### What you are asked to do
From the material below, list every line containing "title".
%%
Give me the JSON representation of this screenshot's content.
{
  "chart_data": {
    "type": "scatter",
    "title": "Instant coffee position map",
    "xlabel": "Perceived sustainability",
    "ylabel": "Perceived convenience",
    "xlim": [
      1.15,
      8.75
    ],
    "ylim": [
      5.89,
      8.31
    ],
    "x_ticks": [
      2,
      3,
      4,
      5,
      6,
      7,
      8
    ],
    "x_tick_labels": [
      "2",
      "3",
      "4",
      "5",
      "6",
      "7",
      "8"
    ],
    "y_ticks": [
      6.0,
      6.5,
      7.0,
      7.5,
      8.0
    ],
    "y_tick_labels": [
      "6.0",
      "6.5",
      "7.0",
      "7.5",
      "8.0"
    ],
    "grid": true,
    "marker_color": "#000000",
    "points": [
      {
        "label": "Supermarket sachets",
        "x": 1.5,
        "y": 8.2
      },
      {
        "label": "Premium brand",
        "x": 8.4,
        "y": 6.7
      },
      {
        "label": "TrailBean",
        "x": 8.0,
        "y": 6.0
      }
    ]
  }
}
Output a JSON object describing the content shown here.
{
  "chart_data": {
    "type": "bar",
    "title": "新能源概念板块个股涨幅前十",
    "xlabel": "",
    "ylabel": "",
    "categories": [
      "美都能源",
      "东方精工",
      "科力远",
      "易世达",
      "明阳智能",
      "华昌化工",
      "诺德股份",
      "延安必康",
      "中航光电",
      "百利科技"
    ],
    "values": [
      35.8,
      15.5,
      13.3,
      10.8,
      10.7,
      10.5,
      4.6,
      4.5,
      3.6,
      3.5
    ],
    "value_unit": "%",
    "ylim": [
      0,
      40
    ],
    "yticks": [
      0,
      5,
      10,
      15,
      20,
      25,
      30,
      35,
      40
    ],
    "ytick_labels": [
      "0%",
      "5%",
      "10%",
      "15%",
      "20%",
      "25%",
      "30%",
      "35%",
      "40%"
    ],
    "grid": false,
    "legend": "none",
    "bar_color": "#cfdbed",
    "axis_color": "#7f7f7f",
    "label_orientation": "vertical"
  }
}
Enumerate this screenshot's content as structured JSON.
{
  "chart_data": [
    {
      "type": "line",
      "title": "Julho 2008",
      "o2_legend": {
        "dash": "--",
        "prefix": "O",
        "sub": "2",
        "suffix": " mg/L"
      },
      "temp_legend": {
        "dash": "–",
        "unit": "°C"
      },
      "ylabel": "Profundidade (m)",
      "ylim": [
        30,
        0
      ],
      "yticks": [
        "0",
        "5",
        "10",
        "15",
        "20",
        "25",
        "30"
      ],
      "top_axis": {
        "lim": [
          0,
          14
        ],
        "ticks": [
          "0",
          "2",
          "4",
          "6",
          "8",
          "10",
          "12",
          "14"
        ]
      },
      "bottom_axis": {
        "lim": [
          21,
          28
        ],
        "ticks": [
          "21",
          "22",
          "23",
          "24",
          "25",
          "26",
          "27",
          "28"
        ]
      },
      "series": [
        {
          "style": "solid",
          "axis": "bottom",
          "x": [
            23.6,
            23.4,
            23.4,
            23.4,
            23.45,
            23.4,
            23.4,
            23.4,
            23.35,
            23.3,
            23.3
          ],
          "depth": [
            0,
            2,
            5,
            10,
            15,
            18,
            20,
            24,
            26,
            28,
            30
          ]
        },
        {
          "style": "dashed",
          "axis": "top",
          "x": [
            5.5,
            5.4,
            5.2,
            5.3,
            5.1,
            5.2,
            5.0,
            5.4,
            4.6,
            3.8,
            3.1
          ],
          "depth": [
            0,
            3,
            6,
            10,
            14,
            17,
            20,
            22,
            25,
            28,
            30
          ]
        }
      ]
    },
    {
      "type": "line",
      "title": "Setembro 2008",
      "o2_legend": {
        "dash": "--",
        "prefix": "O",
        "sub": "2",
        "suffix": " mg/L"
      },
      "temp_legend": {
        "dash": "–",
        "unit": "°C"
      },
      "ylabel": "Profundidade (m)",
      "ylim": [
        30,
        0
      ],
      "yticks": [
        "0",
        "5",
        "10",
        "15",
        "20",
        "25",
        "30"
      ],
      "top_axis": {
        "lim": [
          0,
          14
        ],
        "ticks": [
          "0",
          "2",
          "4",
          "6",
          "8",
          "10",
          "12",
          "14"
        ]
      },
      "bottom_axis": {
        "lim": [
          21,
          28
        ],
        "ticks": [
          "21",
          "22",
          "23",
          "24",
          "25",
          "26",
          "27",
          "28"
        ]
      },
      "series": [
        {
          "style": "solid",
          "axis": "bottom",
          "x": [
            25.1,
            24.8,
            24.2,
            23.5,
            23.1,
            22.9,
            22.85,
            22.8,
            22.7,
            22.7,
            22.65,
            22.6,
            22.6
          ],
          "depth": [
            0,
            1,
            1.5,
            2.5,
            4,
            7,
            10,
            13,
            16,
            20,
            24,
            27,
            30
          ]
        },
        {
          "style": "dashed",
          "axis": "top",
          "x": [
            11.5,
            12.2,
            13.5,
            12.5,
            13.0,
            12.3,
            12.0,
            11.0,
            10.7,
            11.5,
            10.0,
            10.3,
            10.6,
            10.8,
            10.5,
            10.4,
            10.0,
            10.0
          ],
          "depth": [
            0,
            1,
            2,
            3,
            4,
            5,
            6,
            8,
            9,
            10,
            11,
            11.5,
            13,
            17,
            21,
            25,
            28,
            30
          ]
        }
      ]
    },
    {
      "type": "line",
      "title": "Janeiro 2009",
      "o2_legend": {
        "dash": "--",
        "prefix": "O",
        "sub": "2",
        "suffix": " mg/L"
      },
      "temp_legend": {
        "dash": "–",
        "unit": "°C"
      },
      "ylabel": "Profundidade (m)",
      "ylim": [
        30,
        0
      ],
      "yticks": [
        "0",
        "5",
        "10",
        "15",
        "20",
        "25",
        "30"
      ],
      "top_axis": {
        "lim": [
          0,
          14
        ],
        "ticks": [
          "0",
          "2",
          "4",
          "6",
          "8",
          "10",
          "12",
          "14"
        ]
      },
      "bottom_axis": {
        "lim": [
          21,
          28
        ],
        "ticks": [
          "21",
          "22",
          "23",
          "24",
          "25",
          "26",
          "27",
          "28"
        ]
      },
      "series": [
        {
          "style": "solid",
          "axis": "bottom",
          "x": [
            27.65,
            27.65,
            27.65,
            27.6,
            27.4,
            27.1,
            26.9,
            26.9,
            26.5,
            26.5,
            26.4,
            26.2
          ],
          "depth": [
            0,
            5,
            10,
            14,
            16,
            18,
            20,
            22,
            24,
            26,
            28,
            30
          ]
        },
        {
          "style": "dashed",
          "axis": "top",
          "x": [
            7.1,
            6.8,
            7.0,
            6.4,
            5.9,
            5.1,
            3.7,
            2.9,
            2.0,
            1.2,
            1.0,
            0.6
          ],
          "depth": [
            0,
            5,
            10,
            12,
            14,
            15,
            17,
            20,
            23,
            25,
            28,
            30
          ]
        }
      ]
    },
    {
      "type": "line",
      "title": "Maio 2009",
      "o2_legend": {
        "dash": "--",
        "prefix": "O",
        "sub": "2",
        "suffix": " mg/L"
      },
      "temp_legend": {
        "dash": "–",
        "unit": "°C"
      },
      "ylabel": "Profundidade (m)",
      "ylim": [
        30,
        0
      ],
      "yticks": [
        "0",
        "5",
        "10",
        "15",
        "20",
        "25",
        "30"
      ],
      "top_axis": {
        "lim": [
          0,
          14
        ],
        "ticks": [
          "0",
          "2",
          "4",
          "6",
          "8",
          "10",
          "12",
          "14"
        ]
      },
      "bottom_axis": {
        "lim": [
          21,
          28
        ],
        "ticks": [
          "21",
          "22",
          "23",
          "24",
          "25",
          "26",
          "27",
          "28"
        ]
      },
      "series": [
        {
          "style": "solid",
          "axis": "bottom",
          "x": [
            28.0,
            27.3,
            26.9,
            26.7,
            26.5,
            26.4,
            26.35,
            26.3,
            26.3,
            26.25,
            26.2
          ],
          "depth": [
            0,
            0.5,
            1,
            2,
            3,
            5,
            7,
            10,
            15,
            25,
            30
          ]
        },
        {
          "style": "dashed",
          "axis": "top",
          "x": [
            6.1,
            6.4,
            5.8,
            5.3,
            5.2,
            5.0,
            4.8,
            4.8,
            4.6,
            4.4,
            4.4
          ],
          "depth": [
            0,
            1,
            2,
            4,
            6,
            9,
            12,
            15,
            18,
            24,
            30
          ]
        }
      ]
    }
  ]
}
%%
### Task solution
    "title": "Instant coffee position map",
    "title": "新能源概念板块个股涨幅前十",
      "title": "Julho 2008",
      "title": "Setembro 2008",
      "title": "Janeiro 2009",
      "title": "Maio 2009",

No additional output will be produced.